# [Task input]
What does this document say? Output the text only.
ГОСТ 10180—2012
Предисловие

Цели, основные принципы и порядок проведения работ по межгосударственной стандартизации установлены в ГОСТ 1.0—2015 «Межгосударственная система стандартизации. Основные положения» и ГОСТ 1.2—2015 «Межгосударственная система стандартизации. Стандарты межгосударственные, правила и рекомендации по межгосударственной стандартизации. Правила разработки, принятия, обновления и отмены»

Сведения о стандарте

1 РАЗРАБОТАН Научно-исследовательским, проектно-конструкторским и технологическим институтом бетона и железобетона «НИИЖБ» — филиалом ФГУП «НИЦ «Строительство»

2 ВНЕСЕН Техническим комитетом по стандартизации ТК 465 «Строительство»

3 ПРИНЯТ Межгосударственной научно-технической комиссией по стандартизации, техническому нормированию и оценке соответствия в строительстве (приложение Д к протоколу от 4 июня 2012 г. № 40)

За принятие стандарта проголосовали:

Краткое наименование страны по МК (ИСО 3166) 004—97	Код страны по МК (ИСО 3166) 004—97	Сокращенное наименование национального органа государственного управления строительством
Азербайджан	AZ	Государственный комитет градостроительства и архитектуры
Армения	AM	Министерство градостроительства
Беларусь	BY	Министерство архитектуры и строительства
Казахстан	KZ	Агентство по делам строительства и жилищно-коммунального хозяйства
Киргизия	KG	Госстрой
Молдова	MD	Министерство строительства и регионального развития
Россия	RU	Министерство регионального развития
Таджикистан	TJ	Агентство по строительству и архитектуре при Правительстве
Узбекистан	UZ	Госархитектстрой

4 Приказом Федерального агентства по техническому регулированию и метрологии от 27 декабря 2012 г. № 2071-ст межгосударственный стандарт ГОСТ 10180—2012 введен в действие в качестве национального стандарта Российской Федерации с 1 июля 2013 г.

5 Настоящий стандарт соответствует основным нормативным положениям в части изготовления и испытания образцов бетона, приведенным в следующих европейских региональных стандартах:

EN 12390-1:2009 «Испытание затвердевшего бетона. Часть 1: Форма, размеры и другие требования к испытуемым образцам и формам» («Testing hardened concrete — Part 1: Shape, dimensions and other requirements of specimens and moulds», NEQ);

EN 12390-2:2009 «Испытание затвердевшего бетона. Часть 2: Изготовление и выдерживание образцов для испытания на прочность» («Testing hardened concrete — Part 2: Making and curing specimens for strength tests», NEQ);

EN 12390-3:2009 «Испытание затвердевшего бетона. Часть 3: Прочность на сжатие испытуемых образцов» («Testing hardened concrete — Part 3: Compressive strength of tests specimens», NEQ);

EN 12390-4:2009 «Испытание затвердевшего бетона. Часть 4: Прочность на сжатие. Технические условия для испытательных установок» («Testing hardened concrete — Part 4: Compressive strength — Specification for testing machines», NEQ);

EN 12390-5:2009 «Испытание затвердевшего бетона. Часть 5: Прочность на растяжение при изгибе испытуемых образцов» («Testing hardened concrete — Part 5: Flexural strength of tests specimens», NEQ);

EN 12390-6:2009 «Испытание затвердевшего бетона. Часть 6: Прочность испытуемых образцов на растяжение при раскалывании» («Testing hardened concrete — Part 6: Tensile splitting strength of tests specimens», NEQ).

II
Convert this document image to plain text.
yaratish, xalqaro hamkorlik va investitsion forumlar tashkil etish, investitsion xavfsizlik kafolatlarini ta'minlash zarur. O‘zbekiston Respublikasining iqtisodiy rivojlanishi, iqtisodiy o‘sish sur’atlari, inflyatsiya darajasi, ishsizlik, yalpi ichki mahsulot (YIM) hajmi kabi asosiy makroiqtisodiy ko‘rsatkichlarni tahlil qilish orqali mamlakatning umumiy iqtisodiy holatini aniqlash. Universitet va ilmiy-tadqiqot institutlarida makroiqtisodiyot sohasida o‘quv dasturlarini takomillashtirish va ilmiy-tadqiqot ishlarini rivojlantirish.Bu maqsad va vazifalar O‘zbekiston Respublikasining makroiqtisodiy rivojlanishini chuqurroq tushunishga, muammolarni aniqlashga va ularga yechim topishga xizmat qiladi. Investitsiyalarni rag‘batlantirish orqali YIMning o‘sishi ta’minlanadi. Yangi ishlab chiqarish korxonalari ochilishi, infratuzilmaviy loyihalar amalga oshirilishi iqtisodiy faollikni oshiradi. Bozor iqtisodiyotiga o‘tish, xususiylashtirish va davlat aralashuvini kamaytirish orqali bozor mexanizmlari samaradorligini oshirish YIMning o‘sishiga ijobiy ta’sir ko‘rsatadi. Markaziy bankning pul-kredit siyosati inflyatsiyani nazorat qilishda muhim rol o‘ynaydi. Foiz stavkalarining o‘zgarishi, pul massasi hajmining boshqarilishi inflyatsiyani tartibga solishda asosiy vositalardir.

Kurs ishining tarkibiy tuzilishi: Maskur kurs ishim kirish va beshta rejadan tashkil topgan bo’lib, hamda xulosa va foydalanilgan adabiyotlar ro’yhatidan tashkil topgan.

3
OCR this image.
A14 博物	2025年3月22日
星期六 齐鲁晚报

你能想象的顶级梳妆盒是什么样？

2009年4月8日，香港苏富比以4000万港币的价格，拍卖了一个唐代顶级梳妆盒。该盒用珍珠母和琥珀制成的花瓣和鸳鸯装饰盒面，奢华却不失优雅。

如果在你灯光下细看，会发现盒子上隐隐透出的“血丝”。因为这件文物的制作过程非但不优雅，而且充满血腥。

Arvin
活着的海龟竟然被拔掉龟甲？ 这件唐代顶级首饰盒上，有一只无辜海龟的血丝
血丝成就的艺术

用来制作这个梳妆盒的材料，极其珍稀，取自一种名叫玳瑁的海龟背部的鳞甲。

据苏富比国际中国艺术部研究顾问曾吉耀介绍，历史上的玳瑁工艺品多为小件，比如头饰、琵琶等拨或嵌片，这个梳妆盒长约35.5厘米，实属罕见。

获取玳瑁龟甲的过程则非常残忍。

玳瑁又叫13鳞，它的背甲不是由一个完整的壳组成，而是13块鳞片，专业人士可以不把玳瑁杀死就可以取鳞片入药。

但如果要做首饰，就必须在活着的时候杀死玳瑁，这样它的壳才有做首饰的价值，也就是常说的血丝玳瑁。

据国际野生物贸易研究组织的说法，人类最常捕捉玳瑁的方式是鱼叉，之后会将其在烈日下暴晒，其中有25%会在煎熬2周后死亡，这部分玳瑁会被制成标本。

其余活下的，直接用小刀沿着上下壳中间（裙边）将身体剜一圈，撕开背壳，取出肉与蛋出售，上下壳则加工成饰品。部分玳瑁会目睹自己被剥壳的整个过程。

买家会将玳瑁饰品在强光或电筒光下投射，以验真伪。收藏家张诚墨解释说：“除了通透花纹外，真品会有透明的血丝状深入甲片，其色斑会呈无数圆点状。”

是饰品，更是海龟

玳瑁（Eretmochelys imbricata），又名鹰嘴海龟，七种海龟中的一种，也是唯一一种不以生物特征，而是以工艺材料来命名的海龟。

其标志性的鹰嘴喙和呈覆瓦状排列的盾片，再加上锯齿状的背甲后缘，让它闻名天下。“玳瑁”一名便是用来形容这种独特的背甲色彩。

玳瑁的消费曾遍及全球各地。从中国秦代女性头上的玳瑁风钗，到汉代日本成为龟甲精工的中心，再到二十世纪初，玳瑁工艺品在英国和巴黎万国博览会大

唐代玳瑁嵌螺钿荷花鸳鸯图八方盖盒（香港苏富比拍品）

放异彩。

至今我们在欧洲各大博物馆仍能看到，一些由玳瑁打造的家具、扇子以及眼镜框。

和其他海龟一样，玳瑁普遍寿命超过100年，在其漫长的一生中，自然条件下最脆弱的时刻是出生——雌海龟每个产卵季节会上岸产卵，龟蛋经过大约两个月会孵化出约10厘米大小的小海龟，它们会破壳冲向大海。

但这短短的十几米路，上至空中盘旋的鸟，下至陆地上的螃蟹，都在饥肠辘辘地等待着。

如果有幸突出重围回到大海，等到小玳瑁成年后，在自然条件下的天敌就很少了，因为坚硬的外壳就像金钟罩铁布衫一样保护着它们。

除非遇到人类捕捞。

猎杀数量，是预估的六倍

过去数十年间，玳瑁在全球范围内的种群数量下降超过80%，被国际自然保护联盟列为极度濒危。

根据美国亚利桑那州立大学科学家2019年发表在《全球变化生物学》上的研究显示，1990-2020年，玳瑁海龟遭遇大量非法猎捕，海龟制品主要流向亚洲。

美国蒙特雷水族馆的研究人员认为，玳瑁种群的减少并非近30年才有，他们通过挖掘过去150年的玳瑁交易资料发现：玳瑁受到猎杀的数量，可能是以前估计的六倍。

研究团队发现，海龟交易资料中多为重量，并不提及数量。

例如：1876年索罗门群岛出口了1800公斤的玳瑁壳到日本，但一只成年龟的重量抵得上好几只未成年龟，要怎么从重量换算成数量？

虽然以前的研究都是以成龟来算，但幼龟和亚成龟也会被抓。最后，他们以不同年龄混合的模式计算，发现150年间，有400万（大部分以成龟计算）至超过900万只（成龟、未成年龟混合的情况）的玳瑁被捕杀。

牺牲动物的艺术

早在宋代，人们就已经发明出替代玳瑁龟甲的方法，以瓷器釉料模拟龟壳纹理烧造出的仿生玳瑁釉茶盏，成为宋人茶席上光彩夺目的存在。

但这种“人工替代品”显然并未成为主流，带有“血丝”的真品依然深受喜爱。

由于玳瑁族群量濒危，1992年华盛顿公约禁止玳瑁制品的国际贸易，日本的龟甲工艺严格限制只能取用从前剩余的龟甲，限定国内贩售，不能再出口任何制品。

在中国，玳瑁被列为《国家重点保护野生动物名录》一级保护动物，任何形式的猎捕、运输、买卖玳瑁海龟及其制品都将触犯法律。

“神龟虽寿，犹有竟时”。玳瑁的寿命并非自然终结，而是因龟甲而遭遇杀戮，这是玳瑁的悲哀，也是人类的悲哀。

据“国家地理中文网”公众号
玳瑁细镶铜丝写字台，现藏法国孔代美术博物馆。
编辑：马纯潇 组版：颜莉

# [Short problem]
Show the lines where the word "регионального" appears in the entries.

# [Response]
Молдова	MD	Министерство строительства и регионального развития
Россия	RU	Министерство регионального развития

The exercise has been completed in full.